Interest has even spread outside the physical sciences—the Nano Group includes several economists and business specialists who are studying the rise of this potentially revolutionary technology in hopes of helping industry use it.

buckyball Glen Miller, associate professor of organic chemistry, holds a model of a buckyball, a carbon-60 molecule.

"Right now, we're hoping to get in on the ground floor of tracking and anticipating its development and its effect on industry and the economy," says Christine Shea, associate professor of operations management.

"A few years ago, people hadn't even heard the word 'nanotechnology,'" says Shea. "It's useful to look at it as a general purpose technology—sort of like electricity or the semiconductor. It's difficult to make generalizations about its overall effect, but in its applications the effect could range from incremental to radical."

There's a lot of nanoscale research going on at UNH, but things really got kicked up a notch this summer when the National Science Foundation rewarded UNH's ongoing collaboration with UMass-Lowell and Northeastern University by giving the trio a five-year, $12.4 million grant to create the Center for High-Rate Nanomanufacturing.

▸ Excerpted records
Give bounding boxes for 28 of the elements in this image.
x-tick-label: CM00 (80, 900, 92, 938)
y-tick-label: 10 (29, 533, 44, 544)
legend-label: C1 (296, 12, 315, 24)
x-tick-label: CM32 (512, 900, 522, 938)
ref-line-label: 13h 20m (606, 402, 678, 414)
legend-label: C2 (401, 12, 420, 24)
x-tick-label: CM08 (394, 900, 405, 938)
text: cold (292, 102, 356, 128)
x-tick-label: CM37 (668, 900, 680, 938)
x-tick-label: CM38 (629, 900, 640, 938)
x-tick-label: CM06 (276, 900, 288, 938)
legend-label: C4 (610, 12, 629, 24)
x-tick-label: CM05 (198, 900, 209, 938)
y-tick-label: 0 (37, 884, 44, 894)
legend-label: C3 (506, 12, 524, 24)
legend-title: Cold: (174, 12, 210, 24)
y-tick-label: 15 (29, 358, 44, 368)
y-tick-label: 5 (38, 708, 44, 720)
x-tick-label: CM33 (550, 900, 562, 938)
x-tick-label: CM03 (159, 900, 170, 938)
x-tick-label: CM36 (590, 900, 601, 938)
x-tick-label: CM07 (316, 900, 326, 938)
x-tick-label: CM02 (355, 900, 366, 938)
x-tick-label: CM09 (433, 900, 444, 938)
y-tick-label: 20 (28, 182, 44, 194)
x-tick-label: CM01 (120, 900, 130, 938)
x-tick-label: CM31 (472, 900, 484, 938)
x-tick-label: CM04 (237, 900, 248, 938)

▸ Instructions
1. Do the following statements agree with the nanotechnology passage? Answer yes or no for each, and quote the words from the passage that decide it.
(a) The Nano Group includes economists and business specialists.
(b) The National Science Foundation grant runs for ten years.
(c) Shea compares nanotechnology to electricity.
2. Rewrite part of the nanotechnology passage, starting at the words "Interest has even" and ending after "of operations management.". Replace "economists" with "sociologists".
3. Extend the passage on nanotechnology research at UNH from the point where it stops.

▸ Answers for the exercise
1.
(a) Yes: "the Nano Group includes several economists and business specialists"
(b) No: "a five-year, $12.4 million grant"
(c) Yes: "sort of like electricity or the semiconductor"

2.
Interest has even spread outside the physical sciences—the Nano Group includes several sociologists and business specialists who are studying the rise of this potentially revolutionary technology in hopes of helping industry use it.

buckyball Glen Miller, associate professor of organic chemistry, holds a model of a buckyball, a carbon-60 molecule.

"Right now, we're hoping to get in on the ground floor of tracking and anticipating its development and its effect on industry and the economy," says Christine Shea, associate professor of operations management.

3.
microscopic image

The grant puts UNH in a position to become prominent in the field, says Miller. "We've created a new paradigm by putting the strengths of each institution together. It's a pretty potent package. And I think this is the first multi-university center where all the schools are equal partners."

The general model for the center is that UNH will concentrate on the basic science—the chemistry, physics and materials engineering needed to manipulate molecules to create Feynman-pleasing devices—while Lowell will emphasize high-speed manufacturing processes, and Northeastern will take the lead in reliability testing and modeling.

The duties will overlap extensively, however, and all three will also be studying the societal impact of nanotechnology and handling outreach to public schools as well as the Boston Museum of Science.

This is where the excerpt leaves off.